→ The problem
Pull every line containing "above" from the entries.

----- Given information -----

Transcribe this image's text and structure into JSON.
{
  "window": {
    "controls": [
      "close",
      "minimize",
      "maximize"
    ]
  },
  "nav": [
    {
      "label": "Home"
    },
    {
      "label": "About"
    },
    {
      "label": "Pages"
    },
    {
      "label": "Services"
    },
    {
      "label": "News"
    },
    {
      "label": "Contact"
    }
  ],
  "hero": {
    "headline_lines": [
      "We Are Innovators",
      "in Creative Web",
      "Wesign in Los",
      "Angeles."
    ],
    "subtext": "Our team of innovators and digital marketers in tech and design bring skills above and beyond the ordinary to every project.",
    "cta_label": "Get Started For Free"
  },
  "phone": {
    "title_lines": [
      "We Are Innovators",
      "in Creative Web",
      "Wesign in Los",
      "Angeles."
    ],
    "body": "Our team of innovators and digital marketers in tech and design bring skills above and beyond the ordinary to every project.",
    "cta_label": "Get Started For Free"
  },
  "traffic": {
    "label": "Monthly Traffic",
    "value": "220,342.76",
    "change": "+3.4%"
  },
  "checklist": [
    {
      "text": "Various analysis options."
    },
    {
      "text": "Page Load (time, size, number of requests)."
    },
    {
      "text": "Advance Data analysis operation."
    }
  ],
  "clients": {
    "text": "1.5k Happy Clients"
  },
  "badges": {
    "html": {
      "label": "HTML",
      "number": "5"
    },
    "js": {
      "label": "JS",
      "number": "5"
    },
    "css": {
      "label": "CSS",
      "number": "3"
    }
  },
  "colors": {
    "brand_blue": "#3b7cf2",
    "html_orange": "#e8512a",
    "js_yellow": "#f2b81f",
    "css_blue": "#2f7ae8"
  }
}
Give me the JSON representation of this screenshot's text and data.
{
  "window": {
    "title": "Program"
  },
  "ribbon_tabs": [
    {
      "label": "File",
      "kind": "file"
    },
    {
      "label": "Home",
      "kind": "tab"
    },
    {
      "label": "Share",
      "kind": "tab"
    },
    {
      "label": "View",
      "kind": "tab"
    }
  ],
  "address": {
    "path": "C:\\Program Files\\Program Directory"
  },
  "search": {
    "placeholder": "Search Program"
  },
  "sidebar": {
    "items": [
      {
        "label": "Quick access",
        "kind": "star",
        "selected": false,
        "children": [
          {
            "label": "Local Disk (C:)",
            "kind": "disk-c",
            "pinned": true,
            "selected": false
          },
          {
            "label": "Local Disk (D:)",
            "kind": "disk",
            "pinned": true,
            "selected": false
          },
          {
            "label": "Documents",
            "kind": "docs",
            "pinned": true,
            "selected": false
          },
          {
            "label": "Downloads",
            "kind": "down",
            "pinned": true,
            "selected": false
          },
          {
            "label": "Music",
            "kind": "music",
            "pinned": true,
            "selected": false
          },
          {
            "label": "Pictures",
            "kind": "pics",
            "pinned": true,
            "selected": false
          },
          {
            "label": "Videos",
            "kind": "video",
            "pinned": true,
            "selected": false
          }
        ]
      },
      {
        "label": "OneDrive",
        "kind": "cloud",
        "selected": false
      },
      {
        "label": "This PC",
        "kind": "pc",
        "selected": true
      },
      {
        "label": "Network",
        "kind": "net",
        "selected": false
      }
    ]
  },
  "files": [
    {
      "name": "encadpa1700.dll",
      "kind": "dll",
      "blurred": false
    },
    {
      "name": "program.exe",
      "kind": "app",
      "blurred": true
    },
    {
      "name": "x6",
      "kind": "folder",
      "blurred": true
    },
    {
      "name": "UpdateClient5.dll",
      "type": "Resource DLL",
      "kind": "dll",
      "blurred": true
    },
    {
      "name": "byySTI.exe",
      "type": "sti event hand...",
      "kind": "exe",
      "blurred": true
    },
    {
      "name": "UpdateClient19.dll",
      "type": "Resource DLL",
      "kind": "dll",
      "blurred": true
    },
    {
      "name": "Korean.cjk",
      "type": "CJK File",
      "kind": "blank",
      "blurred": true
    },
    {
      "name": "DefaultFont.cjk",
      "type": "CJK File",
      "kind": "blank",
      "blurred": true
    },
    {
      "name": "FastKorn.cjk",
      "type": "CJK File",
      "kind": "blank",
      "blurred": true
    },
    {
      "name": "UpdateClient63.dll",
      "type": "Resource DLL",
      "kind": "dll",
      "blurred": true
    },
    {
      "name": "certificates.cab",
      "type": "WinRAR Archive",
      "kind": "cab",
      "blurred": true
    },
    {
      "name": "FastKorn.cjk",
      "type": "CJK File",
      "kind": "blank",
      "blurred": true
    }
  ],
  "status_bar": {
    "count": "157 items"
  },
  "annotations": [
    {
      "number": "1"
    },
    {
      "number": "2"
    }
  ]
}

-----

→ Full output
    "subtext": "Our team of innovators and digital marketers in tech and design bring skills above and beyond the ordinary to every project.",
    "body": "Our team of innovators and digital marketers in tech and design bring skills above and beyond the ordinary to every project.",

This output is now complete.